RAW RECORDS:
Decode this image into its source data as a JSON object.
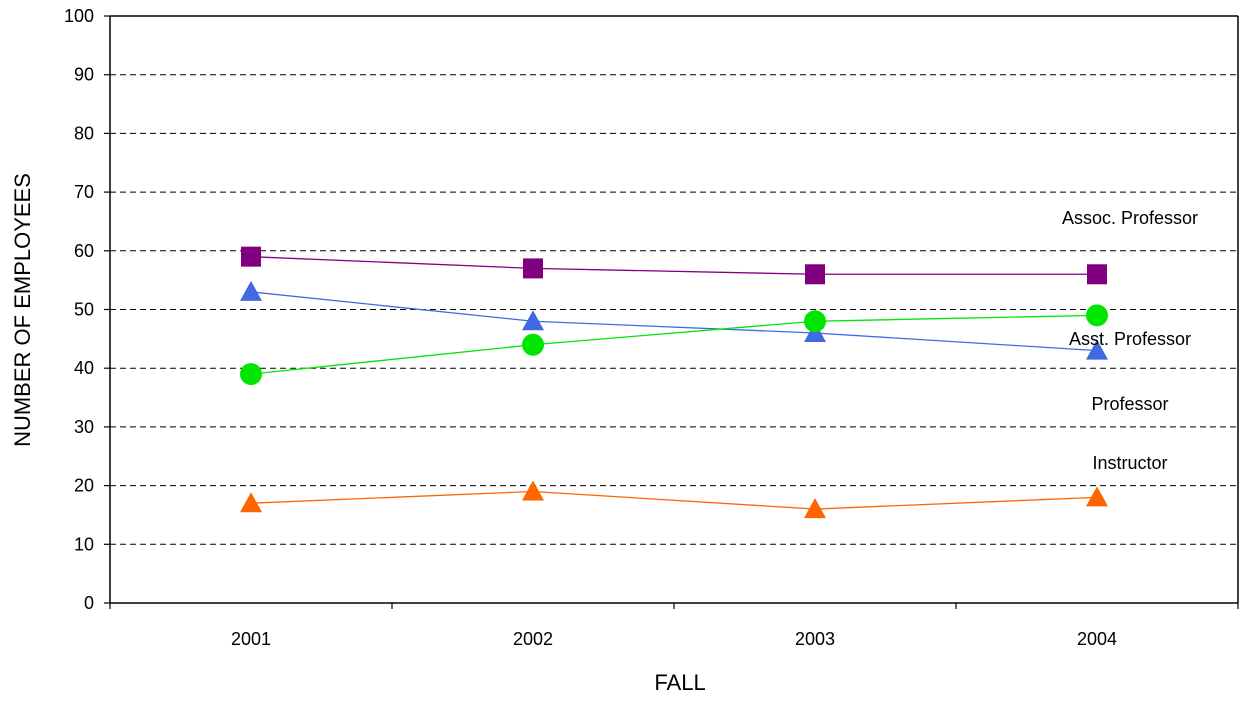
{
  "chart_data": {
    "type": "line",
    "title": "",
    "xlabel": "FALL",
    "ylabel": "NUMBER OF EMPLOYEES",
    "categories": [
      "2001",
      "2002",
      "2003",
      "2004"
    ],
    "ylim": [
      0,
      100
    ],
    "yticks": [
      0,
      10,
      20,
      30,
      40,
      50,
      60,
      70,
      80,
      90,
      100
    ],
    "grid": "horizontal-dashed",
    "legend": "inline-right",
    "series": [
      {
        "name": "Assoc. Professor",
        "values": [
          59,
          57,
          56,
          56
        ],
        "color": "#800080",
        "marker": "square"
      },
      {
        "name": "Asst. Professor",
        "values": [
          53,
          48,
          46,
          43
        ],
        "color": "#4169E1",
        "marker": "triangle"
      },
      {
        "name": "Professor",
        "values": [
          39,
          44,
          48,
          49
        ],
        "color": "#00E600",
        "marker": "circle"
      },
      {
        "name": "Instructor",
        "values": [
          17,
          19,
          16,
          18
        ],
        "color": "#FF6600",
        "marker": "triangle"
      }
    ]
  }
}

PROMPT:
Looking at the data above, show all lines where the word "name" occurs.

SOLUTION TO THIS TASK:
        "name": "Assoc. Professor",
        "name": "Asst. Professor",
        "name": "Professor",
        "name": "Instructor",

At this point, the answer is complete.